**Data rows:**
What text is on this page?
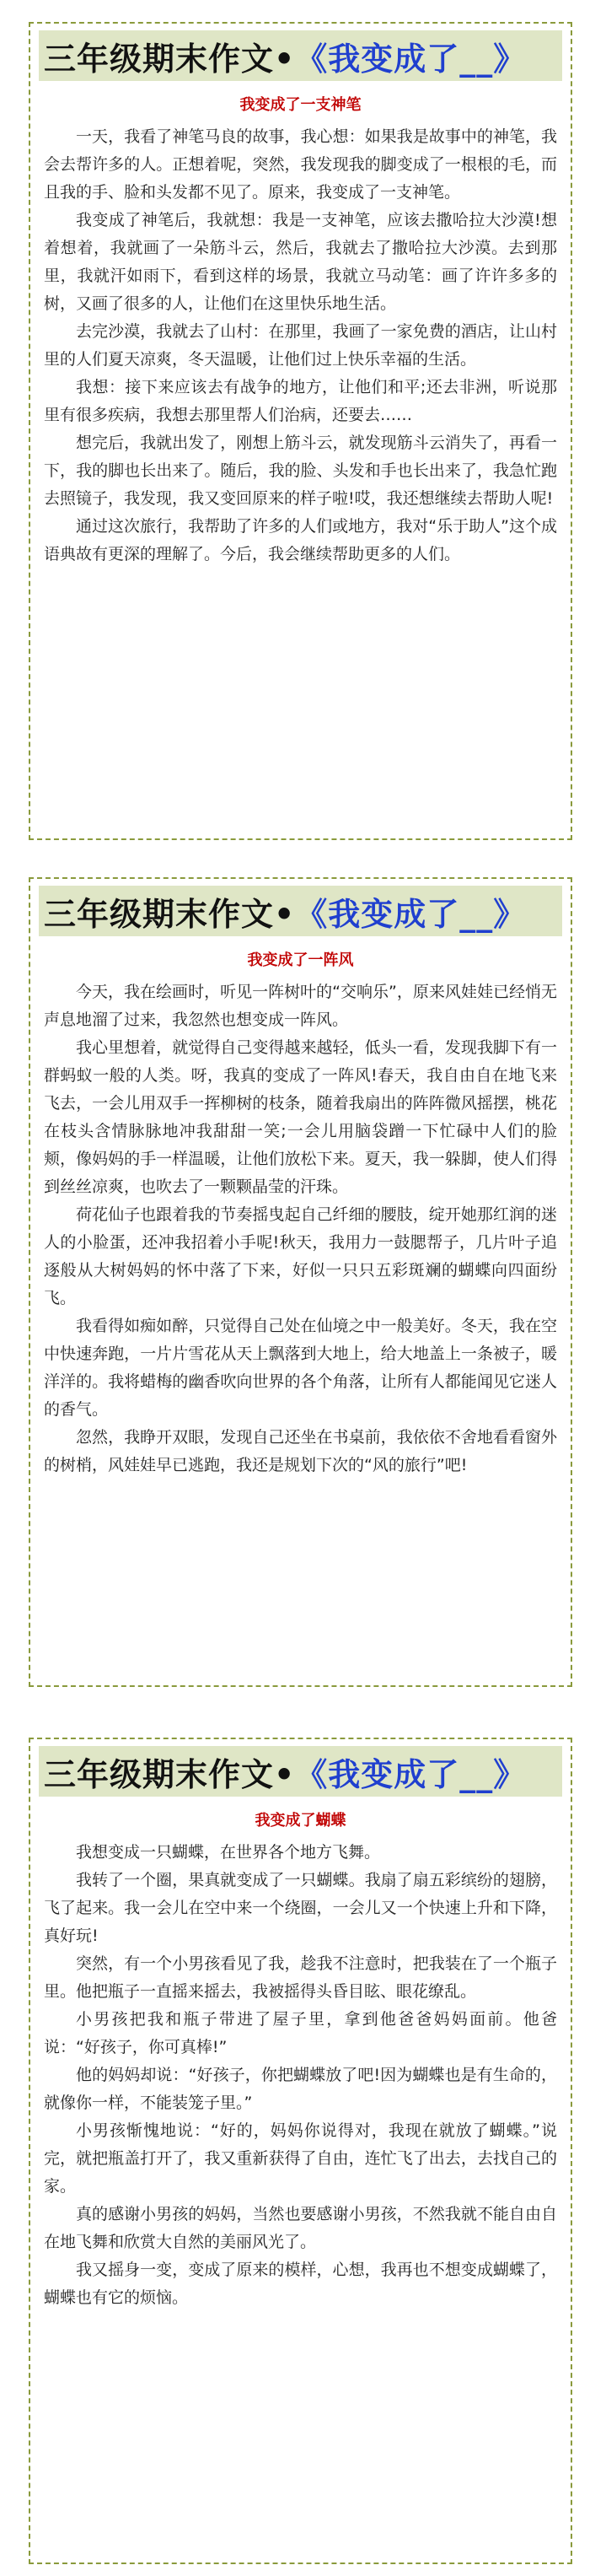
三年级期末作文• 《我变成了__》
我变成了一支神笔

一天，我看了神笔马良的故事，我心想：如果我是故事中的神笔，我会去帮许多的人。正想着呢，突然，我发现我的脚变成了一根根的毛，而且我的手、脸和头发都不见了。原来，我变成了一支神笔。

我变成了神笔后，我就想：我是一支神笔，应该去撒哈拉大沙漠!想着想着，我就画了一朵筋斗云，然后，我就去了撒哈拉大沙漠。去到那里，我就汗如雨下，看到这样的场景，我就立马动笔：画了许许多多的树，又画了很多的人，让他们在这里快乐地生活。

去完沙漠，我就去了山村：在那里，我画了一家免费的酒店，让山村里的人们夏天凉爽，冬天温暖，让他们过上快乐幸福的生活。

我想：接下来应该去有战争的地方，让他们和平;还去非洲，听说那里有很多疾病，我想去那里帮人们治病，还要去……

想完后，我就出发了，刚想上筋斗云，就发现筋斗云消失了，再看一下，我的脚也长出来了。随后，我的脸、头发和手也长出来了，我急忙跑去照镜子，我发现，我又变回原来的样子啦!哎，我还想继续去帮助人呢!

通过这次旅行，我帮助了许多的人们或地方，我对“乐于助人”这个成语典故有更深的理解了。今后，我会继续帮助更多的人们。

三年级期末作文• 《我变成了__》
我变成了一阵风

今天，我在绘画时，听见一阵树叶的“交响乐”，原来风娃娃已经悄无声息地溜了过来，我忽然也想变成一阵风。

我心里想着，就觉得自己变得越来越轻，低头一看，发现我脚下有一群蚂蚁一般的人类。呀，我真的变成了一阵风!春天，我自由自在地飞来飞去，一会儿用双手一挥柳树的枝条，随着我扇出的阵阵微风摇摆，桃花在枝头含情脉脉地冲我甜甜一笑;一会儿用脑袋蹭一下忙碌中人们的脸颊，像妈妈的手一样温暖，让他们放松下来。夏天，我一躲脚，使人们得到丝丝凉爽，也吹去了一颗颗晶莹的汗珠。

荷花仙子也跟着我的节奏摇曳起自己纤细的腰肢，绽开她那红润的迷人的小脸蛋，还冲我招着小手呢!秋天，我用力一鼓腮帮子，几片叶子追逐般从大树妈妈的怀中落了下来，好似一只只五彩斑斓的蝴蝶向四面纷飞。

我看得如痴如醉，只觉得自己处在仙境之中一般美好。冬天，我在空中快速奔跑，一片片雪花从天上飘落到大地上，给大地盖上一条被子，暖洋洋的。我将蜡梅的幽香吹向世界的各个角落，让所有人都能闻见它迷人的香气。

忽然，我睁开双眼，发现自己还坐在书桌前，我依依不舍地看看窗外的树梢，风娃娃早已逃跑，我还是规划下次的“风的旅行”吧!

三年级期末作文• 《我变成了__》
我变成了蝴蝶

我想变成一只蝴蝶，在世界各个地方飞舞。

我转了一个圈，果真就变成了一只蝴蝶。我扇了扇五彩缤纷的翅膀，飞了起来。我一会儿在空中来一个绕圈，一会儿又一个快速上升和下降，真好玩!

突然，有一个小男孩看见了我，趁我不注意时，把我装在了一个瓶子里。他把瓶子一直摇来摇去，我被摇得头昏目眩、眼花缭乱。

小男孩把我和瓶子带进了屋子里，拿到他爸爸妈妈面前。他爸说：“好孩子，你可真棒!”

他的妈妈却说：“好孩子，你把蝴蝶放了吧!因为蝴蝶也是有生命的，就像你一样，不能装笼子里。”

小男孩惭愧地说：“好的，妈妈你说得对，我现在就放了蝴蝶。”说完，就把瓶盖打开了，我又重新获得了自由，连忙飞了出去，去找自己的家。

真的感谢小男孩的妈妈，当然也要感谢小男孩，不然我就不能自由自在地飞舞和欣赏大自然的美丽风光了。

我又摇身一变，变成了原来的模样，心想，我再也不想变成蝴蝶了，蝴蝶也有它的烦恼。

* * *

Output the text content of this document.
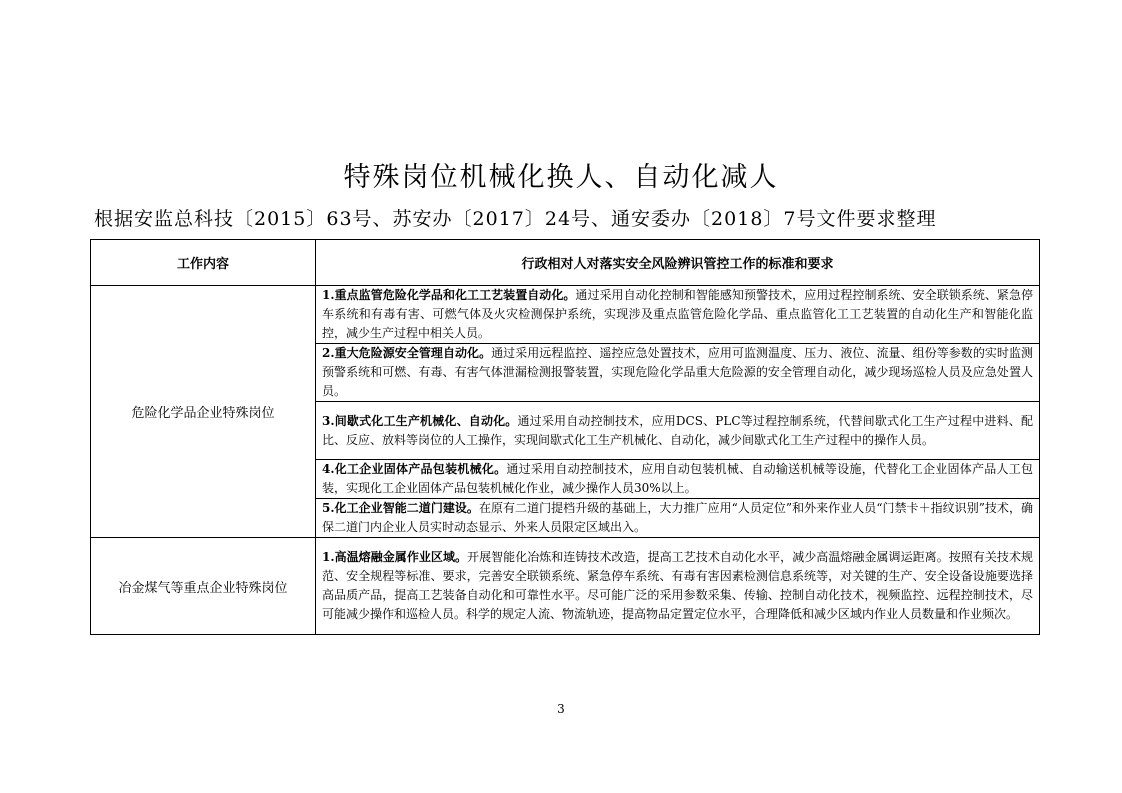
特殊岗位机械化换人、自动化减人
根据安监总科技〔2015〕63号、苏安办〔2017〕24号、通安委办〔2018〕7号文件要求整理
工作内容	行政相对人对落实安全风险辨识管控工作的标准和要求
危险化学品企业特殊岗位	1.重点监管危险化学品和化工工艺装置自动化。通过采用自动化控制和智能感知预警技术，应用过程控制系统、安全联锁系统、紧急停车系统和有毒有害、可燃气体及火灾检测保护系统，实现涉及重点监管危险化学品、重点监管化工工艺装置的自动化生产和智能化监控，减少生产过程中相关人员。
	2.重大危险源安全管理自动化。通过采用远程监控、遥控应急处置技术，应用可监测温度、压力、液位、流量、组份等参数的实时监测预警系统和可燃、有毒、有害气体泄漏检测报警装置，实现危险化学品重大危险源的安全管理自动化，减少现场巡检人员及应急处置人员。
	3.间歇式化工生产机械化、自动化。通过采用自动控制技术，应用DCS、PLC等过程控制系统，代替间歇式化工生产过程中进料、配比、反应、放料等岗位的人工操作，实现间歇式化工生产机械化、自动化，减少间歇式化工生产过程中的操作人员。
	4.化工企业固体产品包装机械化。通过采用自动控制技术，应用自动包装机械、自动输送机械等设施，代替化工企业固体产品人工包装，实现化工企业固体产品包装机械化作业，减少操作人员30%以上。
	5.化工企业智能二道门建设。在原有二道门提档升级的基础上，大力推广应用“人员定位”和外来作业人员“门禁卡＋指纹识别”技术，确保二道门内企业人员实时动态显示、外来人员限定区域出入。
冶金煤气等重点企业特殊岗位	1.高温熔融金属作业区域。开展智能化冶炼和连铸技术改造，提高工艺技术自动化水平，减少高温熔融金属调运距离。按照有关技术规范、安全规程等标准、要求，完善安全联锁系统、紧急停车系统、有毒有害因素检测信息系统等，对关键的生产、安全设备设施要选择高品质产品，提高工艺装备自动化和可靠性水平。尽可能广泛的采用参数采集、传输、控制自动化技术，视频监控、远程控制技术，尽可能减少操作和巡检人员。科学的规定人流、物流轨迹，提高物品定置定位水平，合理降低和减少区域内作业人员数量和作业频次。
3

--

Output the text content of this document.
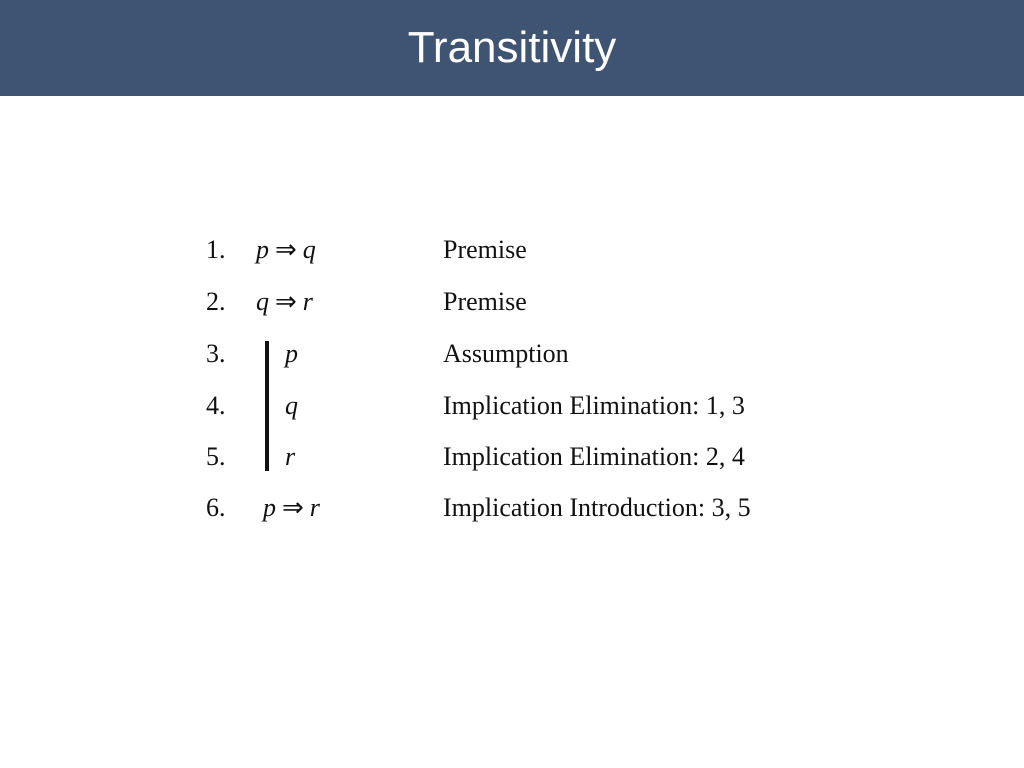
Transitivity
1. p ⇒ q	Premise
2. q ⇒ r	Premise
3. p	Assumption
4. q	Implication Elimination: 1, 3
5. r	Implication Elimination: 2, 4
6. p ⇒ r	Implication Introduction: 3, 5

**Problem:**
Go through the material and select each line with the string "通过采用自动控制技术" in it.

**Exercise response:**
	3.间歇式化工生产机械化、自动化。通过采用自动控制技术，应用DCS、PLC等过程控制系统，代替间歇式化工生产过程中进料、配比、反应、放料等岗位的人工操作，实现间歇式化工生产机械化、自动化，减少间歇式化工生产过程中的操作人员。
	4.化工企业固体产品包装机械化。通过采用自动控制技术，应用自动包装机械、自动输送机械等设施，代替化工企业固体产品人工包装，实现化工企业固体产品包装机械化作业，减少操作人员30%以上。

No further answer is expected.